### [WORK TO BE COMPLETED]
Reproduce these lines word for word.

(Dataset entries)
-- START --

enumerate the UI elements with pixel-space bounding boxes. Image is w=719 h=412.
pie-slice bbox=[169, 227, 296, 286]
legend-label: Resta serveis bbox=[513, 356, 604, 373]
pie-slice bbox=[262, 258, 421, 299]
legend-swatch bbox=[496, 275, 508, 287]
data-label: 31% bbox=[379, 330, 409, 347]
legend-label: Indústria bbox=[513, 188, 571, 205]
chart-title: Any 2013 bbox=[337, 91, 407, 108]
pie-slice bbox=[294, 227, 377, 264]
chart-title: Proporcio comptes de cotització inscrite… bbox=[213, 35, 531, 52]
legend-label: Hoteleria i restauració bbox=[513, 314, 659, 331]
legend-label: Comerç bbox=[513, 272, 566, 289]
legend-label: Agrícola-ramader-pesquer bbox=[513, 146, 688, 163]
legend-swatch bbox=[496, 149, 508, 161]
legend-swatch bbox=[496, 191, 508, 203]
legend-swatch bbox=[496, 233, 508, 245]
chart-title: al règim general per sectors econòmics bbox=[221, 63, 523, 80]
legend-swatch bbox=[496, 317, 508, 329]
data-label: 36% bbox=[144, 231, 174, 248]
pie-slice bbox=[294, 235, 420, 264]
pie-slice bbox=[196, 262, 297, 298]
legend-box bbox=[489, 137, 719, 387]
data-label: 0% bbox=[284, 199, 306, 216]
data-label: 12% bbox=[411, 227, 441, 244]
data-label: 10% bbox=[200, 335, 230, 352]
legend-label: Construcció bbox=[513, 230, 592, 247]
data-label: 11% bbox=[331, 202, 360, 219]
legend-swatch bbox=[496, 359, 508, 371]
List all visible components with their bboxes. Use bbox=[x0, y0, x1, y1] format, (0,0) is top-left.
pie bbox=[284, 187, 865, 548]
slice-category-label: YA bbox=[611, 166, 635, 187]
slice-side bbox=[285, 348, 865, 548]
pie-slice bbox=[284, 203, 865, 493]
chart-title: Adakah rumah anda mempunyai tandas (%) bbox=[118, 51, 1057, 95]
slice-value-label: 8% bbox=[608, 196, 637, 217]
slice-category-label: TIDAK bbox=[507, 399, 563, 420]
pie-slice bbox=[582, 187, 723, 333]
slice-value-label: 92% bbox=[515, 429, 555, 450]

-- END --

### [RESULT FOR THIS EXERCISE]
enumerate the UI elements with pixel-space bounding boxes. Image is w=719 h=412.
pie-slice bbox=[169, 227, 296, 286]
legend-label: Resta serveis bbox=[513, 356, 604, 373]
pie-slice bbox=[262, 258, 421, 299]
legend-swatch bbox=[496, 275, 508, 287]
data-label: 31% bbox=[379, 330, 409, 347]
legend-label: Indústria bbox=[513, 188, 571, 205]
chart-title: Any 2013 bbox=[337, 91, 407, 108]
pie-slice bbox=[294, 227, 377, 264]
chart-title: Proporcio comptes de cotització inscrite… bbox=[213, 35, 531, 52]
legend-label: Hoteleria i restauració bbox=[513, 314, 659, 331]
legend-label: Comerç bbox=[513, 272, 566, 289]
legend-label: Agrícola-ramader-pesquer bbox=[513, 146, 688, 163]
legend-swatch bbox=[496, 149, 508, 161]
legend-swatch bbox=[496, 191, 508, 203]
legend-swatch bbox=[496, 233, 508, 245]
chart-title: al règim general per sectors econòmics bbox=[221, 63, 523, 80]
legend-swatch bbox=[496, 317, 508, 329]
data-label: 36% bbox=[144, 231, 174, 248]
pie-slice bbox=[294, 235, 420, 264]
pie-slice bbox=[196, 262, 297, 298]
legend-box bbox=[489, 137, 719, 387]
data-label: 0% bbox=[284, 199, 306, 216]
data-label: 12% bbox=[411, 227, 441, 244]
data-label: 10% bbox=[200, 335, 230, 352]
legend-label: Construcció bbox=[513, 230, 592, 247]
data-label: 11% bbox=[331, 202, 360, 219]
legend-swatch bbox=[496, 359, 508, 371]
List all visible components with their bboxes. Use bbox=[x0, y0, x1, y1] format, (0,0) is top-left.
pie bbox=[284, 187, 865, 548]
slice-category-label: YA bbox=[611, 166, 635, 187]
slice-side bbox=[285, 348, 865, 548]
pie-slice bbox=[284, 203, 865, 493]
chart-title: Adakah rumah anda mempunyai tandas (%) bbox=[118, 51, 1057, 95]
slice-value-label: 8% bbox=[608, 196, 637, 217]
slice-category-label: TIDAK bbox=[507, 399, 563, 420]
pie-slice bbox=[582, 187, 723, 333]
slice-value-label: 92% bbox=[515, 429, 555, 450]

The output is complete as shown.